• [GOAL OF THE EXERCISE]:
Scan the lines below for the word "Daily". Copy each line you find it in.

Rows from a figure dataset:
::::::::

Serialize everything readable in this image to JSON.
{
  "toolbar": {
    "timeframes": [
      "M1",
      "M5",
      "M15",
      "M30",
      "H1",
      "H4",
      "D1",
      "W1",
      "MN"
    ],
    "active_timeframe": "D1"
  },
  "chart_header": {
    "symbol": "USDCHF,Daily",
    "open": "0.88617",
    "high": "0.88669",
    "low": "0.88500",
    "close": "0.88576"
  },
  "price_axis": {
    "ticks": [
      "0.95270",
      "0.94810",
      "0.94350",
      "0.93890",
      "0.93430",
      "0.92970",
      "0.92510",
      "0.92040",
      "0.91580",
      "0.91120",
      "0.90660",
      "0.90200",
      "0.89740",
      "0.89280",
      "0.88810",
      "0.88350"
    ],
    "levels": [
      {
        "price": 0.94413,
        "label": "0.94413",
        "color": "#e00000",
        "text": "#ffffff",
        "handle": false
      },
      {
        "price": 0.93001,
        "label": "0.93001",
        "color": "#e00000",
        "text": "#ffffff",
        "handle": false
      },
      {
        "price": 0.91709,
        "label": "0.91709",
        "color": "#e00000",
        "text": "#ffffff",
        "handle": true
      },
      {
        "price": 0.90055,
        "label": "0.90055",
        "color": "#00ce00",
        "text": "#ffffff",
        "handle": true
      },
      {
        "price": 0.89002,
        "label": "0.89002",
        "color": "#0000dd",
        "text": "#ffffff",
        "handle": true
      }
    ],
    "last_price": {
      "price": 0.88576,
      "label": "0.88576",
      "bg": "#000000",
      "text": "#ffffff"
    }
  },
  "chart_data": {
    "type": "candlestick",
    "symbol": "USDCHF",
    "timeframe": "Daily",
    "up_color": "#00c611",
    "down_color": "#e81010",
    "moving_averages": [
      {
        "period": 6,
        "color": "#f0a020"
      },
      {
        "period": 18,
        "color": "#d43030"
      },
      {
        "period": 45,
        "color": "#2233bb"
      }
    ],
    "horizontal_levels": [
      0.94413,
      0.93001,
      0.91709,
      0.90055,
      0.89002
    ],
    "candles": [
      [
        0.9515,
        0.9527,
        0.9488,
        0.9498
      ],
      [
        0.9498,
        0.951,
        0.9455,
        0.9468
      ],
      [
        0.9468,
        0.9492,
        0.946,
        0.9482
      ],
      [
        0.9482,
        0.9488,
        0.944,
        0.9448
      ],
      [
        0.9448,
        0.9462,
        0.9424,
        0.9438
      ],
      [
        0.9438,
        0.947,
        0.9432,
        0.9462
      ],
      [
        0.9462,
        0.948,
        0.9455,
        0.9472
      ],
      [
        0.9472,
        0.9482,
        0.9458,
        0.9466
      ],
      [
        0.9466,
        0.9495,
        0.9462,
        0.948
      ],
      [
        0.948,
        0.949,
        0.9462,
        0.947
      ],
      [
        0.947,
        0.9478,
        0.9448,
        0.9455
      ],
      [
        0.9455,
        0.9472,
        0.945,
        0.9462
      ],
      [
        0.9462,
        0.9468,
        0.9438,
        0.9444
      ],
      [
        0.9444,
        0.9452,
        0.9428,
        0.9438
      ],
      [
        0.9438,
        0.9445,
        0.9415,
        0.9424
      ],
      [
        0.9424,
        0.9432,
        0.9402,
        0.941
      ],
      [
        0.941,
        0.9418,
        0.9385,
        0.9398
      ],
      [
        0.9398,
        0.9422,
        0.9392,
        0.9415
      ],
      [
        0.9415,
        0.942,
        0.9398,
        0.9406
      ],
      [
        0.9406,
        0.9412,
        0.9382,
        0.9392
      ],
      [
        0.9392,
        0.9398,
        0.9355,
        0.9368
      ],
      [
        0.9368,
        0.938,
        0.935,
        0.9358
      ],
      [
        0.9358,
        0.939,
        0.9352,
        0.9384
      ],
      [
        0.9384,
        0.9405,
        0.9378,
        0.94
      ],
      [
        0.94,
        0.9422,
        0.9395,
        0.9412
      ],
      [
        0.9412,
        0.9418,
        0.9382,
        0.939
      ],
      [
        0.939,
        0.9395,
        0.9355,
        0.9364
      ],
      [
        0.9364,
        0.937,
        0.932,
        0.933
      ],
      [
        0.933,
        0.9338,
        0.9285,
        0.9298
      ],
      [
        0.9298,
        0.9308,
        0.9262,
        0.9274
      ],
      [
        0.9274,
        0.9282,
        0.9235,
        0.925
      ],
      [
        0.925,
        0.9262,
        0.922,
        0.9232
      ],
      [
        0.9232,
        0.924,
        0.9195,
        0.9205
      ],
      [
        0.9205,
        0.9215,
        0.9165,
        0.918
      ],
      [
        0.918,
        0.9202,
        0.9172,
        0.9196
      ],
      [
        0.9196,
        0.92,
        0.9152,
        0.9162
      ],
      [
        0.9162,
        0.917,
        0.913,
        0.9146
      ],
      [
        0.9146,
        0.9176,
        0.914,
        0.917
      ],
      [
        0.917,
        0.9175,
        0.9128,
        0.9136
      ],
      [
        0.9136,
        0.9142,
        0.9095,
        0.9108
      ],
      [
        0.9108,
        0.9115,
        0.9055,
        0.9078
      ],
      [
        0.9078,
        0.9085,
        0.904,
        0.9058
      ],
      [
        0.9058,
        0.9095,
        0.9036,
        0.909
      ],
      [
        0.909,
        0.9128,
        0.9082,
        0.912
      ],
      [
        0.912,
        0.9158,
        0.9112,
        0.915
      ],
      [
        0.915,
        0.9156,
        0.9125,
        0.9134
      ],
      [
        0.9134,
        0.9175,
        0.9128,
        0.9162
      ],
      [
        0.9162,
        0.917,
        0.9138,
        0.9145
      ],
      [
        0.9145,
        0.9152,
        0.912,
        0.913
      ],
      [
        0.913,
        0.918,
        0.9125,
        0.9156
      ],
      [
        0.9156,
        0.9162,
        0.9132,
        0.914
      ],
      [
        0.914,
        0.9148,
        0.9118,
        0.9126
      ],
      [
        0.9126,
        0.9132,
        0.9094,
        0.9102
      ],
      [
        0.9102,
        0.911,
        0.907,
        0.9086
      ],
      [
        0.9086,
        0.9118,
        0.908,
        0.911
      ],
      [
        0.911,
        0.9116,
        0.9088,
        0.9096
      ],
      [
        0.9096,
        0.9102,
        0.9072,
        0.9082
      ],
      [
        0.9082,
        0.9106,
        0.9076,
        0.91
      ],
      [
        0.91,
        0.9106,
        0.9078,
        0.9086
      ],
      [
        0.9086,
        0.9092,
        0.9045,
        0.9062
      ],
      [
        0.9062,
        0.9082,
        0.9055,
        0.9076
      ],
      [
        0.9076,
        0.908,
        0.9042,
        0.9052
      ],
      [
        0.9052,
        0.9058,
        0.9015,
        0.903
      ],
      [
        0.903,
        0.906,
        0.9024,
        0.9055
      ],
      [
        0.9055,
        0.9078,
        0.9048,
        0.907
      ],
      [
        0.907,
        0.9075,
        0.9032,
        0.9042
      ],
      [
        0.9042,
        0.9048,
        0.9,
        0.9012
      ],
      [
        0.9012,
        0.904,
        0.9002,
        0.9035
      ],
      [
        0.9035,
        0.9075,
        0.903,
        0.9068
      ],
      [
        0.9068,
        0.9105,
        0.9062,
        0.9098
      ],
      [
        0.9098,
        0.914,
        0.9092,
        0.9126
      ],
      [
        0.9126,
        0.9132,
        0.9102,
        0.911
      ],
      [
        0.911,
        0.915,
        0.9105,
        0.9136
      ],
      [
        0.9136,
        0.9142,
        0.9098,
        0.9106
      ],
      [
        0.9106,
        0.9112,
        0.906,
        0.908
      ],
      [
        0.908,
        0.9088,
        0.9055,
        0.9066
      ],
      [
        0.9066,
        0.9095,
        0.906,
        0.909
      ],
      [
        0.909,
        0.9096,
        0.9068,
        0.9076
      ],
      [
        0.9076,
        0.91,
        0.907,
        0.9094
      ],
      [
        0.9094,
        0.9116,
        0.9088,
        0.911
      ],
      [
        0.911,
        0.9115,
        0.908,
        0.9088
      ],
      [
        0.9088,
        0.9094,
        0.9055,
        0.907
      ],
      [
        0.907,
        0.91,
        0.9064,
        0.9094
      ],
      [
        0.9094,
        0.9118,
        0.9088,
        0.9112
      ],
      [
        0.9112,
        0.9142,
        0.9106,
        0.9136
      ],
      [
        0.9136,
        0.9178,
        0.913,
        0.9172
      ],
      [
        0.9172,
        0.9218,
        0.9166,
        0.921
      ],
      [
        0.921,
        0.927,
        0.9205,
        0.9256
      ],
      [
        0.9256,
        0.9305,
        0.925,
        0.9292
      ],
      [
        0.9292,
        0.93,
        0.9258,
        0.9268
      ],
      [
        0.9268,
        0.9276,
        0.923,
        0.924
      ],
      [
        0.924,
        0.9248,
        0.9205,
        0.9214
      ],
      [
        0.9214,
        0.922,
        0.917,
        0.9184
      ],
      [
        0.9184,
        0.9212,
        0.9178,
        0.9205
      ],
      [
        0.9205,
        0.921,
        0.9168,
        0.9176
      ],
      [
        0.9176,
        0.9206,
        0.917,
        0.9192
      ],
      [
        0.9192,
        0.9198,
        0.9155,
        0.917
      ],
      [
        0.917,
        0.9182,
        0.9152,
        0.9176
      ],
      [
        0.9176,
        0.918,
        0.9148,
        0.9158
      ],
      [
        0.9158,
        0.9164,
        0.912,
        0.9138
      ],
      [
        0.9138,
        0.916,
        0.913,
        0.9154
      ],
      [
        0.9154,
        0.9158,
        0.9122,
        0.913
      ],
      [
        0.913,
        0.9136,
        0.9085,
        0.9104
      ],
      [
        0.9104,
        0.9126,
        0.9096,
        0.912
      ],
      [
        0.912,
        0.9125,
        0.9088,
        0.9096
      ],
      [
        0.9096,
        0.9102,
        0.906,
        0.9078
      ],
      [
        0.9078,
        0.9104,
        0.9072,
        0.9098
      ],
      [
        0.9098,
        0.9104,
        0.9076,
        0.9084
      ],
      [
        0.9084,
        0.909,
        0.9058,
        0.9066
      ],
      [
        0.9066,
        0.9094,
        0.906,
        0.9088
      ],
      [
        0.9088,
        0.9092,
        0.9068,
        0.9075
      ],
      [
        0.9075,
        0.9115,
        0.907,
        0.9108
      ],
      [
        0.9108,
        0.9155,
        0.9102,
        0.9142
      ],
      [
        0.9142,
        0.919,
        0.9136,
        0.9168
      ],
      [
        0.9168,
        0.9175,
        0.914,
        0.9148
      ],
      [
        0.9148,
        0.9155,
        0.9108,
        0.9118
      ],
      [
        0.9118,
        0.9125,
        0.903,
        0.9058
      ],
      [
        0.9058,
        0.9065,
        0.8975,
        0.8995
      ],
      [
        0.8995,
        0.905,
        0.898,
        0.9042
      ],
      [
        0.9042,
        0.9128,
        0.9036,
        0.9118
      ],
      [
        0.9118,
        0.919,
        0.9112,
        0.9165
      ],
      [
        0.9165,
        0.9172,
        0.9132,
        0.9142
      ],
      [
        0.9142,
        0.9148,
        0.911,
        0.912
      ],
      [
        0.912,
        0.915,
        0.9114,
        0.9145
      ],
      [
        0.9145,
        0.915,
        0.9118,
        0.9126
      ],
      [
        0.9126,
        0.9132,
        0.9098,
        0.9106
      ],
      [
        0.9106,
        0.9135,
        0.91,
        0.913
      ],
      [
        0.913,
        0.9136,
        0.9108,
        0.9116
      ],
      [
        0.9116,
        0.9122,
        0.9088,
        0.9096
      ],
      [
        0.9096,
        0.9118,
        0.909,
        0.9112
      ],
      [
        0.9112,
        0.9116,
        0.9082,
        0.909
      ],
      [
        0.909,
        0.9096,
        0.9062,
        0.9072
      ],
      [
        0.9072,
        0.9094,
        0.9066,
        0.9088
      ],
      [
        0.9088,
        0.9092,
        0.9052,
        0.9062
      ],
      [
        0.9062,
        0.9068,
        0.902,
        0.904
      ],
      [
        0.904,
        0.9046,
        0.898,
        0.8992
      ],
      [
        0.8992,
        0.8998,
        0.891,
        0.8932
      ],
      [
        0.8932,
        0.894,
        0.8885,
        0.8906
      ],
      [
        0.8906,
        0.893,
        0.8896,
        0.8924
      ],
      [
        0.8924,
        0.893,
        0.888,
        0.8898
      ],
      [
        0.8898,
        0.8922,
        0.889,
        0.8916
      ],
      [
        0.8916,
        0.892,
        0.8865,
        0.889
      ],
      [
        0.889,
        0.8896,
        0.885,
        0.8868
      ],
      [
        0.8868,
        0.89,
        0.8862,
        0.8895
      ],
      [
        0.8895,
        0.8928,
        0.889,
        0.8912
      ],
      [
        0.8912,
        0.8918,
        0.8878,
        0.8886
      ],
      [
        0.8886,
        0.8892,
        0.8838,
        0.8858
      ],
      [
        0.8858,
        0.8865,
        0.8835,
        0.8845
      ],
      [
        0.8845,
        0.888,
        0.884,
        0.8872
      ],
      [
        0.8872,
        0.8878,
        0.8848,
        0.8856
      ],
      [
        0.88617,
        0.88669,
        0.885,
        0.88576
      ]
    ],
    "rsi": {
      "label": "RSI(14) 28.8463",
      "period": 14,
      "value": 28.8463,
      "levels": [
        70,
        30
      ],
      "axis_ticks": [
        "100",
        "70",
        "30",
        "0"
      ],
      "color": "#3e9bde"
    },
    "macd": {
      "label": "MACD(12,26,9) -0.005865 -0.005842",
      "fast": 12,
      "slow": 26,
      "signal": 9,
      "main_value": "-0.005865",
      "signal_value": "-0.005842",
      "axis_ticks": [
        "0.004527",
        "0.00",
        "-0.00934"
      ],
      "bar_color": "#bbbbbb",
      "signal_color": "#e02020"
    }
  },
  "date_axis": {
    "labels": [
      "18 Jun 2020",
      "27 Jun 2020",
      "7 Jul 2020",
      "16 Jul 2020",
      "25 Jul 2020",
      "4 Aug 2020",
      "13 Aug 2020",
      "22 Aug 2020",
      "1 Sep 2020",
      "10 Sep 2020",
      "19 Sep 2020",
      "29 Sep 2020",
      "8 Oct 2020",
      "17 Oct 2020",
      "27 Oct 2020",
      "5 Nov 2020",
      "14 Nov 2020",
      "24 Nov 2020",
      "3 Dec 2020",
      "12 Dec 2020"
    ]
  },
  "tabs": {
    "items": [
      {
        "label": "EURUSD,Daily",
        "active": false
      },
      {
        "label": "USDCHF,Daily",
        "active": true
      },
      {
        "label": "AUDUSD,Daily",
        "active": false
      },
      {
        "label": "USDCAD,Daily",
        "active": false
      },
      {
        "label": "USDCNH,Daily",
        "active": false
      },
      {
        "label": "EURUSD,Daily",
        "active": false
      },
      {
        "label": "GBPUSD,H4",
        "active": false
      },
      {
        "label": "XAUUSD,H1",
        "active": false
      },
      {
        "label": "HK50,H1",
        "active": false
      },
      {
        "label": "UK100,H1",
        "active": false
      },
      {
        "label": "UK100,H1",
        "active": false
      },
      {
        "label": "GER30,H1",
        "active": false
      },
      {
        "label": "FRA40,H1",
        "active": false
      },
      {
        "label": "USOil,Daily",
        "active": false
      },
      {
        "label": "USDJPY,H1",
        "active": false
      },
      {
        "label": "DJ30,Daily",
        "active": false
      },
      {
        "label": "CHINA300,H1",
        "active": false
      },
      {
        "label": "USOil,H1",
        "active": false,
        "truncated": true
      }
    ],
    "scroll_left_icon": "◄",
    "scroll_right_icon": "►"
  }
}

::::::::

• [TASK OUTPUT]:
    "symbol": "USDCHF,Daily",
    "timeframe": "Daily",
        "label": "EURUSD,Daily",
        "label": "USDCHF,Daily",
        "label": "AUDUSD,Daily",
        "label": "USDCAD,Daily",
        "label": "USDCNH,Daily",
        "label": "EURUSD,Daily",
        "label": "USOil,Daily",
        "label": "DJ30,Daily",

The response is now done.